- [O QUE FAZER]: Monte uma tabela em Markdown com as linhas de todos os itens abaixo, usando as colunas "Nº" e "Linha". Pule as linhas em branco e deixe as imagens de fora.

- [DADOS DE TRABALHO]:
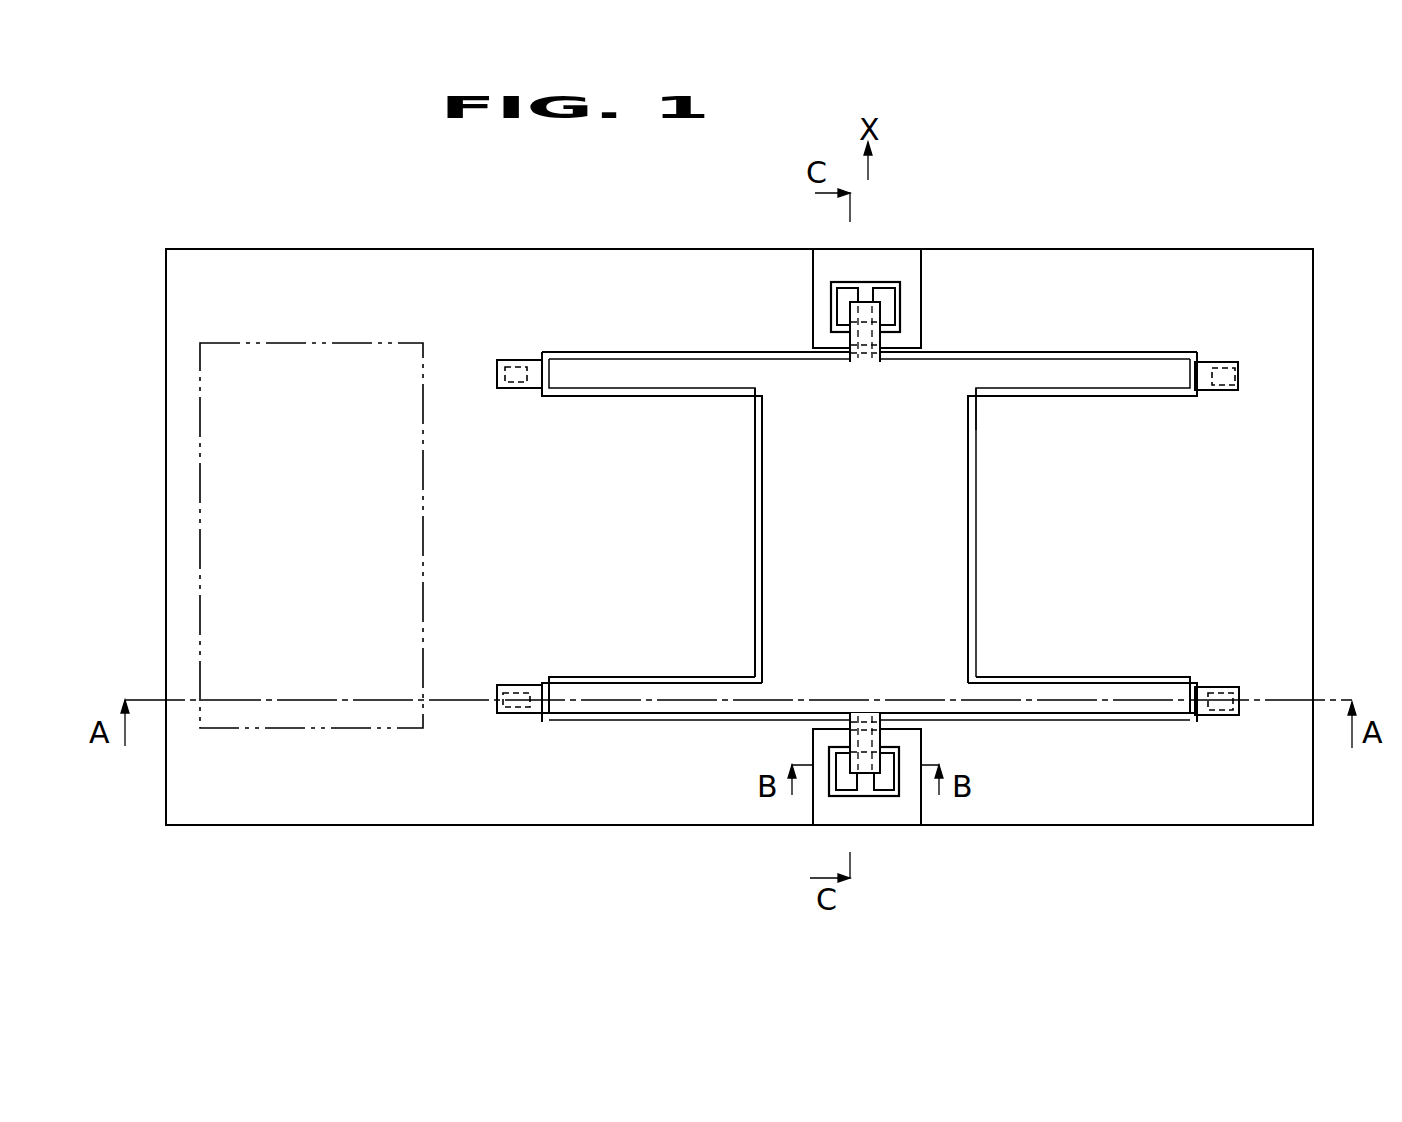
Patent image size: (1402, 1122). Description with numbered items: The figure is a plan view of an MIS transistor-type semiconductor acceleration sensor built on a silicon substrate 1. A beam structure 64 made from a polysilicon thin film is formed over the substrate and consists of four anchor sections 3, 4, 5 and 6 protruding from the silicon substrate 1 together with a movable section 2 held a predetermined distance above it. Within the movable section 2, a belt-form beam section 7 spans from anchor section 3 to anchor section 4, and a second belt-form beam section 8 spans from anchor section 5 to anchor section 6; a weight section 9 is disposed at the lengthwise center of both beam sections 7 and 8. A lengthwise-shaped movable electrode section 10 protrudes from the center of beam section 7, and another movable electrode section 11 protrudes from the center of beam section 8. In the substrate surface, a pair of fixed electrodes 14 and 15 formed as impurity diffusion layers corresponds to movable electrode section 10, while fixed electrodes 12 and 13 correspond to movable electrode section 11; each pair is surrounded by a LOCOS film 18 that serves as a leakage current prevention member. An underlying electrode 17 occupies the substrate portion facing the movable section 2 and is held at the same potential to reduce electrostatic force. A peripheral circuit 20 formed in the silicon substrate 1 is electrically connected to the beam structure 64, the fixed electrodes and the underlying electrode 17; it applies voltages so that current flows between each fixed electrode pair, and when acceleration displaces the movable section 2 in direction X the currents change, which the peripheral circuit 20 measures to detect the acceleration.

The silicon substrate 1 is at (1313, 794).
The movable section 2 is at (869, 496).
The anchor section 3 is at (514, 360).
The anchor section 4 is at (1220, 361).
The anchor section 5 is at (510, 714).
The anchor section 6 is at (1222, 715).
The beam section 7 is at (1105, 372).
The beam section 8 is at (1112, 692).
The weight section 9 is at (957, 586).
The movable electrode section 10 is at (860, 297).
The movable electrode section 11 is at (865, 778).
The fixed electrode 12 is at (842, 786).
The fixed electrode 13 is at (887, 788).
The fixed electrode 14 is at (845, 296).
The fixed electrode 15 is at (888, 310).
The underlying electrode 17 is at (976, 641).
The LOCOS film 18 is at (912, 286).
The peripheral circuit 20 is at (424, 553).
The beam structure 64 is at (1043, 350).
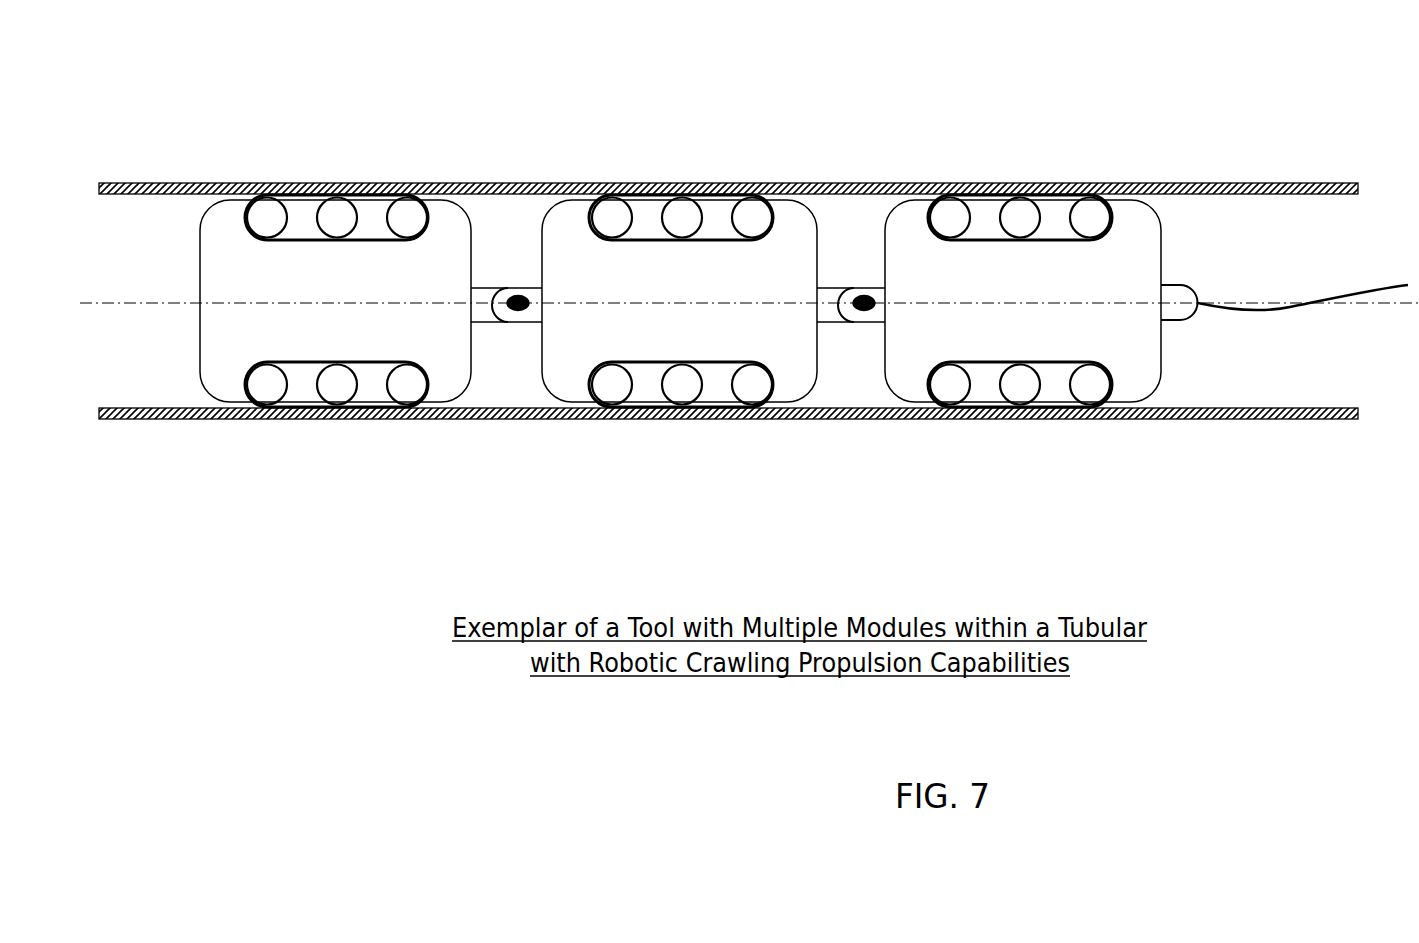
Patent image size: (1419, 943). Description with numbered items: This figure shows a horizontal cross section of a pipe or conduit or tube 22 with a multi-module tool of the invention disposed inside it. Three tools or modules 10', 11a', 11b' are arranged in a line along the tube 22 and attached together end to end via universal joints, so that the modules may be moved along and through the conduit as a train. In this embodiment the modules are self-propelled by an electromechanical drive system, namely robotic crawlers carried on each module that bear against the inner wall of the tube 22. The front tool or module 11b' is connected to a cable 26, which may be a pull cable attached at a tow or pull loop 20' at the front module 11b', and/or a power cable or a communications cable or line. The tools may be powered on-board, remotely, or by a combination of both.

The tool or module 10' is at (299, 375).
The tool or module 11a' is at (651, 376).
The front tool or module 11b' is at (991, 366).
The tow or pull loop 20' is at (1166, 415).
The conduit or tube 22 is at (1262, 182).
The cable 26 is at (1285, 309).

- [RESPOSTA ESCRITA]:
| Nº | Linha |
|---|---|
| 1 | Patent image size: (1402, 1122). Description with numbered items: The figure is a plan view of an MIS transistor-type semiconductor acceleration sensor built on a silicon substrate 1. A beam structure 64 made from a polysilicon thin film is formed over the substrate and consists of four anchor sections 3, 4, 5 and 6 protruding from the silicon substrate 1 together with a movable section 2 held a predetermined distance above it. Within the movable section 2, a belt-form beam section 7 spans from anchor section 3 to anchor section 4, and a second belt-form beam section 8 spans from anchor section 5 to anchor section 6; a weight section 9 is disposed at the lengthwise center of both beam sections 7 and 8. A lengthwise-shaped movable electrode section 10 protrudes from the center of beam section 7, and another movable electrode section 11 protrudes from the center of beam section 8. In the substrate surface, a pair of fixed electrodes 14 and 15 formed as impurity diffusion layers corresponds to movable electrode section 10, while fixed electrodes 12 and 13 correspond to movable electrode section 11; each pair is surrounded by a LOCOS film 18 that serves as a leakage current prevention member. An underlying electrode 17 occupies the substrate portion facing the movable section 2 and is held at the same potential to reduce electrostatic force. A peripheral circuit 20 formed in the silicon substrate 1 is electrically connected to the beam structure 64, the fixed electrodes and the underlying electrode 17; it applies voltages so that current flows between each fixed electrode pair, and when acceleration displaces the movable section 2 in direction X the currents change, which the peripheral circuit 20 measures to detect the acceleration. |
| 2 | The silicon substrate 1 is at (1313, 794). |
| 3 | The movable section 2 is at (869, 496). |
| 4 | The anchor section 3 is at (514, 360). |
| 5 | The anchor section 4 is at (1220, 361). |
| 6 | The anchor section 5 is at (510, 714). |
| 7 | The anchor section 6 is at (1222, 715). |
| 8 | The beam section 7 is at (1105, 372). |
| 9 | The beam section 8 is at (1112, 692). |
| 10 | The weight section 9 is at (957, 586). |
| 11 | The movable electrode section 10 is at (860, 297). |
| 12 | The movable electrode section 11 is at (865, 778). |
| 13 | The fixed electrode 12 is at (842, 786). |
| 14 | The fixed electrode 13 is at (887, 788). |
| 15 | The fixed electrode 14 is at (845, 296). |
| 16 | The fixed electrode 15 is at (888, 310). |
| 17 | The underlying electrode 17 is at (976, 641). |
| 18 | The LOCOS film 18 is at (912, 286). |
| 19 | The peripheral circuit 20 is at (424, 553). |
| 20 | The beam structure 64 is at (1043, 350). |
| 21 | Patent image size: (1419, 943). Description with numbered items: This figure shows a horizontal cross section of a pipe or conduit or tube 22 with a multi-module tool of the invention disposed inside it. Three tools or modules 10', 11a', 11b' are arranged in a line along the tube 22 and attached together end to end via universal joints, so that the modules may be moved along and through the conduit as a train. In this embodiment the modules are self-propelled by an electromechanical drive system, namely robotic crawlers carried on each module that bear against the inner wall of the tube 22. The front tool or module 11b' is connected to a cable 26, which may be a pull cable attached at a tow or pull loop 20' at the front module 11b', and/or a power cable or a communications cable or line. The tools may be powered on-board, remotely, or by a combination of both. |
| 22 | The tool or module 10' is at (299, 375). |
| 23 | The tool or module 11a' is at (651, 376). |
| 24 | The front tool or module 11b' is at (991, 366). |
| 25 | The tow or pull loop 20' is at (1166, 415). |
| 26 | The conduit or tube 22 is at (1262, 182). |
| 27 | The cable 26 is at (1285, 309). |